▼▼▼
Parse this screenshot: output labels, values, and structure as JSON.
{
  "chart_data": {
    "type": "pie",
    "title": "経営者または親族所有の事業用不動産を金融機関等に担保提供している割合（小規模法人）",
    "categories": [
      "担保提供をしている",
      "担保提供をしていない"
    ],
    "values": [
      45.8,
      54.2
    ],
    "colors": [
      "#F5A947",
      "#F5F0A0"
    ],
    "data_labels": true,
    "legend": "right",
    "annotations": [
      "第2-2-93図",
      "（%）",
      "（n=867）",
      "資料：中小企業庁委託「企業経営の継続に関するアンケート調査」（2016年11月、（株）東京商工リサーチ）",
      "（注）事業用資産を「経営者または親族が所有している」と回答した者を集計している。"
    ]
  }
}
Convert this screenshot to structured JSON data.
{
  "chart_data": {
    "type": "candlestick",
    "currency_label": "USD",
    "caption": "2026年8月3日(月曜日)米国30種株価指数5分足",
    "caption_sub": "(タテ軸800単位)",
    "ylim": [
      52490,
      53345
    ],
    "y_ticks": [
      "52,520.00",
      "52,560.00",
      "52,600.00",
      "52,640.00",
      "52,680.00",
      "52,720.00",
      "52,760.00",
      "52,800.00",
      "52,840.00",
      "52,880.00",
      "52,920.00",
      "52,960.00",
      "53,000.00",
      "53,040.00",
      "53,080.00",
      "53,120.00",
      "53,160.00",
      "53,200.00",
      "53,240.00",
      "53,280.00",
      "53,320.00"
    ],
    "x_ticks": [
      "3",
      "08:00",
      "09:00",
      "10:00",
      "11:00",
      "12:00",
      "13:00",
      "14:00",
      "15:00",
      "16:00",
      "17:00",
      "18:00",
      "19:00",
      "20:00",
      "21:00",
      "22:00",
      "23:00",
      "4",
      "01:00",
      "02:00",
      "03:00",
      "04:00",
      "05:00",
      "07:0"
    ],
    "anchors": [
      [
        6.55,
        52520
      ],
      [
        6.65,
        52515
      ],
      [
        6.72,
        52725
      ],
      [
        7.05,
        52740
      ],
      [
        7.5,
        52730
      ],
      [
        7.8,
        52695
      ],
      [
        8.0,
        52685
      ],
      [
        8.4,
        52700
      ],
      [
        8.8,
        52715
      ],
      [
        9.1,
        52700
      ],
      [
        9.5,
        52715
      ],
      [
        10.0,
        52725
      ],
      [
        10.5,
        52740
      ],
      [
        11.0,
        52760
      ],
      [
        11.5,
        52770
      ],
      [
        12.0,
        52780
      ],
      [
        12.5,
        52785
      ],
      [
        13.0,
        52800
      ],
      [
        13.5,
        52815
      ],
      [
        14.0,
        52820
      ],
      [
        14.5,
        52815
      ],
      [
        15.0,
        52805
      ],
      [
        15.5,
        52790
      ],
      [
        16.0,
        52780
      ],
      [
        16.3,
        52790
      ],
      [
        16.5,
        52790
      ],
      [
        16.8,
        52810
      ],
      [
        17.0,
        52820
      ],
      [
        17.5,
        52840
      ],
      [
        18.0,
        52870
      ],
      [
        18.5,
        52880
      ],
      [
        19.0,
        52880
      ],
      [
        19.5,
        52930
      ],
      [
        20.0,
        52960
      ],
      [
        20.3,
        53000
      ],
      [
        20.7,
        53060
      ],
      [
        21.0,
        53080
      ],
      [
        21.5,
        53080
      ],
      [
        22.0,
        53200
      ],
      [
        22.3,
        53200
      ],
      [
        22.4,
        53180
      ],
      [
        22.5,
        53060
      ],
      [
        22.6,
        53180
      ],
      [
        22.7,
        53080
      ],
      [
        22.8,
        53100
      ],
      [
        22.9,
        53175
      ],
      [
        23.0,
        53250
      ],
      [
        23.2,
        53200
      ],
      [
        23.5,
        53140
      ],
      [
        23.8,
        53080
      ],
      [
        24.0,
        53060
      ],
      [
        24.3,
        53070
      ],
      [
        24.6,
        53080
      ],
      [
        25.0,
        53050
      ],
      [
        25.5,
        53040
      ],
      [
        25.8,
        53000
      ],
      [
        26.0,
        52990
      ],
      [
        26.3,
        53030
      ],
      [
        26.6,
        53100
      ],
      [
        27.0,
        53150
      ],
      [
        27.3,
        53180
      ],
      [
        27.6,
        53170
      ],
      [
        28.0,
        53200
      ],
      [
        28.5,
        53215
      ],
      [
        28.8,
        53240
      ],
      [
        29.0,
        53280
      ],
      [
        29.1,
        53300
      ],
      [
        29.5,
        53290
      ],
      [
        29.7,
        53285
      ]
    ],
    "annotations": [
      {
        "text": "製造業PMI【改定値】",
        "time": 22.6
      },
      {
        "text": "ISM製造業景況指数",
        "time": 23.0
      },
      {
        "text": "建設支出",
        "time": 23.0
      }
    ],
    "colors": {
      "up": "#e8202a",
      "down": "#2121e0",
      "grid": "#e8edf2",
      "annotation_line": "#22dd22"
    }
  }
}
▲▲▲
#### YOUR GOAL:
Where a line of the material above holds the string "text", copy that line.

#### EXERCISE OUTPUT:
        "text": "製造業PMI【改定値】",
        "text": "ISM製造業景況指数",
        "text": "建設支出",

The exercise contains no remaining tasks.